§ **Work to do**
Collect every line of the records below that contains the word "Slope".

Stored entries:
— BEGIN —

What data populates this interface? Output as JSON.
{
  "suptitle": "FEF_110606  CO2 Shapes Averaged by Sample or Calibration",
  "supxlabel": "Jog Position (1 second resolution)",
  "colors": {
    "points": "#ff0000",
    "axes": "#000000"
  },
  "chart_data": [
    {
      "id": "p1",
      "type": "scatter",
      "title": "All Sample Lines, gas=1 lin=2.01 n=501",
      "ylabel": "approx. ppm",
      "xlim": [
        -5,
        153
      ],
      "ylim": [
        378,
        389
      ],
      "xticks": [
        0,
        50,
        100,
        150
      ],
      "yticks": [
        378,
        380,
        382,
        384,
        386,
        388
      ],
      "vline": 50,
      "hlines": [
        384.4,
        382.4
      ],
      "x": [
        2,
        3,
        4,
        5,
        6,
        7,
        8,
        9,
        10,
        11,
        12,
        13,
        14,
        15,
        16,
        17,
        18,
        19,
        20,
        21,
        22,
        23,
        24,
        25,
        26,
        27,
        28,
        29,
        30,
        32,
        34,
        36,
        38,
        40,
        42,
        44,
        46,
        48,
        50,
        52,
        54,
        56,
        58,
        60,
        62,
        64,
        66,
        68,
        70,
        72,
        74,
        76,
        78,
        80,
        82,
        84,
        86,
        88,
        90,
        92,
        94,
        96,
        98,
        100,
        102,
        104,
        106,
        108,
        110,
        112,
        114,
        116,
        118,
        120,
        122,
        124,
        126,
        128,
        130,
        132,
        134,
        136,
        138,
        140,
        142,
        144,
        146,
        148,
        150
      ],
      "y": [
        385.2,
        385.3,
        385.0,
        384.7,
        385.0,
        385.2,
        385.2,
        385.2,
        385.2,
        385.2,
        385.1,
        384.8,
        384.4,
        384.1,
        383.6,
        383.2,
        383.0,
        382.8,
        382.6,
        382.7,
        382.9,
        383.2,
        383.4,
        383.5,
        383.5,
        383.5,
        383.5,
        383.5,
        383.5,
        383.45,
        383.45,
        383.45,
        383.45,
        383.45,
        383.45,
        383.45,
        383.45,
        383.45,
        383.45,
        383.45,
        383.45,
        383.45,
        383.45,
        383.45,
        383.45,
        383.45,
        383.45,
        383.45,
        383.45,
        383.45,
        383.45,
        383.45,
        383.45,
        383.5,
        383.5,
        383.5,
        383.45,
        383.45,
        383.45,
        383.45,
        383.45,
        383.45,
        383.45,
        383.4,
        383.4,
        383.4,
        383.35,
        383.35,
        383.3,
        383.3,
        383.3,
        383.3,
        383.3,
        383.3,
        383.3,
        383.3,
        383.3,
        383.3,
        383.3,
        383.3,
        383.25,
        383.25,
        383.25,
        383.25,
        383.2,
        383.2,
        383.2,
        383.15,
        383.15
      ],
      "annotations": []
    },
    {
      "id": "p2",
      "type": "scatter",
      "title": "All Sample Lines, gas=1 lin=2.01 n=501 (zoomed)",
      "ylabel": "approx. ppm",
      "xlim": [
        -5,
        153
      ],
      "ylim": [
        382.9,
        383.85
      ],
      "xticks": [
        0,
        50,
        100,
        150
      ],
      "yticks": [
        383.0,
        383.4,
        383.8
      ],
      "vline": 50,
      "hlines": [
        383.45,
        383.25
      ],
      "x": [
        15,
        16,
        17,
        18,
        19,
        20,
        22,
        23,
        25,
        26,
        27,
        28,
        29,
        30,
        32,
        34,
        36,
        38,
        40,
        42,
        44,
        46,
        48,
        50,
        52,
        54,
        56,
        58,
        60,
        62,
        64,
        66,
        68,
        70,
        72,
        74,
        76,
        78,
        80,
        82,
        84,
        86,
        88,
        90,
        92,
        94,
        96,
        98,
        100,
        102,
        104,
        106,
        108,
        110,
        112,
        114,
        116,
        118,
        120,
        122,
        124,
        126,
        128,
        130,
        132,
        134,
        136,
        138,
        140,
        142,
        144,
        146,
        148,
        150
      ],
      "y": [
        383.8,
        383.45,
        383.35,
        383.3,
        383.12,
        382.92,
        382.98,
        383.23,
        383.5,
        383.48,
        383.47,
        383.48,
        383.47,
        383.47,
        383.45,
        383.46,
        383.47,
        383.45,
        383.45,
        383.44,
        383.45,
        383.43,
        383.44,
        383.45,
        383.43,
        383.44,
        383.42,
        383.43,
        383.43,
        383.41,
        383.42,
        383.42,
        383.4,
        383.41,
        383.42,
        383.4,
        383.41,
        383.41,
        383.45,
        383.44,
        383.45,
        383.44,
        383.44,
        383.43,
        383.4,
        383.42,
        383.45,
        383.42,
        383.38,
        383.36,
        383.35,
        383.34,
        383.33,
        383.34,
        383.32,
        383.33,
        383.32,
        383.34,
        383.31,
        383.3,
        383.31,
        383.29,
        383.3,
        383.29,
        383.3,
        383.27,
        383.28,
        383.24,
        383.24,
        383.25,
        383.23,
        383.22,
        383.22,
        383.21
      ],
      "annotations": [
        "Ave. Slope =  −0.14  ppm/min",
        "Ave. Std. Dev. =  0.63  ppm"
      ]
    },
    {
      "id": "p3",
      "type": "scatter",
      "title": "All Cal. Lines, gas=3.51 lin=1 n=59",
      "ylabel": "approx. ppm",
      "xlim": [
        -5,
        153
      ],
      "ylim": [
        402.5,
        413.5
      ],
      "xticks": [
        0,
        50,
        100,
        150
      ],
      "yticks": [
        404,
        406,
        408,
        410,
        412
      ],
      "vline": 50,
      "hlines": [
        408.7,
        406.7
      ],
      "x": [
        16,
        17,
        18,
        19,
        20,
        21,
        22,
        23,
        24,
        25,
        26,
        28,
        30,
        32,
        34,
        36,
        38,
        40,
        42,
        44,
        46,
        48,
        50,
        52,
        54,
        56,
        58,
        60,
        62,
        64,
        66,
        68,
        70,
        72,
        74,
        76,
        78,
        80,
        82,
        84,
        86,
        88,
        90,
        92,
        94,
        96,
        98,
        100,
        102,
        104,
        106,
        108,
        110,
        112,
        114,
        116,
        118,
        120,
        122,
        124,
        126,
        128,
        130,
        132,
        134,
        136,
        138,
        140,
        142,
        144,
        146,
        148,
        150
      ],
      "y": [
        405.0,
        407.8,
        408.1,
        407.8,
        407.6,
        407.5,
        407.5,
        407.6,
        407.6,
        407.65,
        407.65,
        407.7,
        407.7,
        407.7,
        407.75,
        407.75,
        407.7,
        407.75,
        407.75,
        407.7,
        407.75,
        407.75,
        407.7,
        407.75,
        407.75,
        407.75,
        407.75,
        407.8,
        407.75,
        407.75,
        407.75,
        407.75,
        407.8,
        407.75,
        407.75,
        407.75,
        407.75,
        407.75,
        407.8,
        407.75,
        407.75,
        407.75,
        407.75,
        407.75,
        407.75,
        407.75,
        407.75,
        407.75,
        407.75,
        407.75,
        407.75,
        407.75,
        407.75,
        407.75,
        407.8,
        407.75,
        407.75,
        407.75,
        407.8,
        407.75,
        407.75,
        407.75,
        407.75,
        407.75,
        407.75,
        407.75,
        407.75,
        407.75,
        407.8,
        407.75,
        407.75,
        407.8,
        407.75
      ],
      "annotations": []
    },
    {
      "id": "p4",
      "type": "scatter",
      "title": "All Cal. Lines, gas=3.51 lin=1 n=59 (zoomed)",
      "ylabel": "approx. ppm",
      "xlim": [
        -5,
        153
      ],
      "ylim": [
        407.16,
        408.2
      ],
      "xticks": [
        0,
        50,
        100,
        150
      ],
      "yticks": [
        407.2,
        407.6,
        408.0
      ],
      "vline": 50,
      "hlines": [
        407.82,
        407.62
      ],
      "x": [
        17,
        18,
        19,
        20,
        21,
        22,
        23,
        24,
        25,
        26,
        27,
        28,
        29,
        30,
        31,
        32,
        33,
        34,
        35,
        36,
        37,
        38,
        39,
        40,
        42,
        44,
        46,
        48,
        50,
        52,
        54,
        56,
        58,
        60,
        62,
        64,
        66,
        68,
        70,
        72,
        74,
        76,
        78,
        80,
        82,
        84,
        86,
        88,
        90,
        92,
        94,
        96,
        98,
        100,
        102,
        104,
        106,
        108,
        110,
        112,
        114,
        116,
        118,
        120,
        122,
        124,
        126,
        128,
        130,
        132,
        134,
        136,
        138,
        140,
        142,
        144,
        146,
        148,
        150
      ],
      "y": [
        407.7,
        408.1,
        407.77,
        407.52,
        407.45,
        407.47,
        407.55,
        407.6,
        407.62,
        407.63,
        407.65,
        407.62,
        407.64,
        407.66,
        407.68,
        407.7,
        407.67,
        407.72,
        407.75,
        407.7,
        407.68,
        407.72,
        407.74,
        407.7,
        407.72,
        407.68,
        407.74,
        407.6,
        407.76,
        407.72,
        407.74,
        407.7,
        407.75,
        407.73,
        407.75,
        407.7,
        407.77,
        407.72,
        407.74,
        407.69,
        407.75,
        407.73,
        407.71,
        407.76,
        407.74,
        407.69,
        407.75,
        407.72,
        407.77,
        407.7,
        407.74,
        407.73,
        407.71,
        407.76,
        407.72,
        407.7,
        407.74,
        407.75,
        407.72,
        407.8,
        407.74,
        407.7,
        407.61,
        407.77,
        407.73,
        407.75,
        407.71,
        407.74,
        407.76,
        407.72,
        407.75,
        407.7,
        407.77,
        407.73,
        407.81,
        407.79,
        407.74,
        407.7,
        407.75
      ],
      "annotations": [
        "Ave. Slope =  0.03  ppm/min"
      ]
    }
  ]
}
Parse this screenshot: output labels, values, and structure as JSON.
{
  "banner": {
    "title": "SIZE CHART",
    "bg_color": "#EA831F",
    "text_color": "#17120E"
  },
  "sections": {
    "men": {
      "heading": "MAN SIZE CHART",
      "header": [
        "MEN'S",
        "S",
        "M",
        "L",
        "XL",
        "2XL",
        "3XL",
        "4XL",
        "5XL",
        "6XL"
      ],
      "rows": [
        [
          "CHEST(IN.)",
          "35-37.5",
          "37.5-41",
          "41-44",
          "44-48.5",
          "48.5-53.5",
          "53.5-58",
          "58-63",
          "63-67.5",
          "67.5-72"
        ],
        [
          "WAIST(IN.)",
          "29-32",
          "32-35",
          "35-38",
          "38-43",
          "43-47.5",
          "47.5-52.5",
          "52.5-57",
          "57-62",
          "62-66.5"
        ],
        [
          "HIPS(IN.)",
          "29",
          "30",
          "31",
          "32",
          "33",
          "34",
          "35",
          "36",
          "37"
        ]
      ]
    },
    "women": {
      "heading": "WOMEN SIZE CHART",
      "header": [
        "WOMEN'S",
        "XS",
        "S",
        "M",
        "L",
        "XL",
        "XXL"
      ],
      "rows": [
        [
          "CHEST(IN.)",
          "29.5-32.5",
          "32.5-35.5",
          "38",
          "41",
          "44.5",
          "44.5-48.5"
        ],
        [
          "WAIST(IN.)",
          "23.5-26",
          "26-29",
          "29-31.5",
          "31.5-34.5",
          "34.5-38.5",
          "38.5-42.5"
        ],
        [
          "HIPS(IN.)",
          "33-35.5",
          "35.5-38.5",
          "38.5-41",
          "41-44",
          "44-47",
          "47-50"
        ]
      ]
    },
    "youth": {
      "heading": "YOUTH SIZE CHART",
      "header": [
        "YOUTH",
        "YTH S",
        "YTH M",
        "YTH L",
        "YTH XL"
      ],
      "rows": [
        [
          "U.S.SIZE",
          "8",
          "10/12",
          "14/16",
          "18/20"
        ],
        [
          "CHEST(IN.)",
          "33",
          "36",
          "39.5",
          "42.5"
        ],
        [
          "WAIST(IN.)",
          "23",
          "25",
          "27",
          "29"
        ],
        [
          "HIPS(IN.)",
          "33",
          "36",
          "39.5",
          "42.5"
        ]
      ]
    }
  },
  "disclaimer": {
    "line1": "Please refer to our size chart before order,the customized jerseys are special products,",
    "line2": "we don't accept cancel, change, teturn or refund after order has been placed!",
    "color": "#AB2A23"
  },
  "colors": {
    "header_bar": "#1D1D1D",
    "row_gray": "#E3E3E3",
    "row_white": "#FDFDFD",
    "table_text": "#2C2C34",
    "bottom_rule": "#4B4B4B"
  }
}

— END —

§ **In response**
        "Ave. Slope =  −0.14  ppm/min",
        "Ave. Slope =  0.03  ppm/min"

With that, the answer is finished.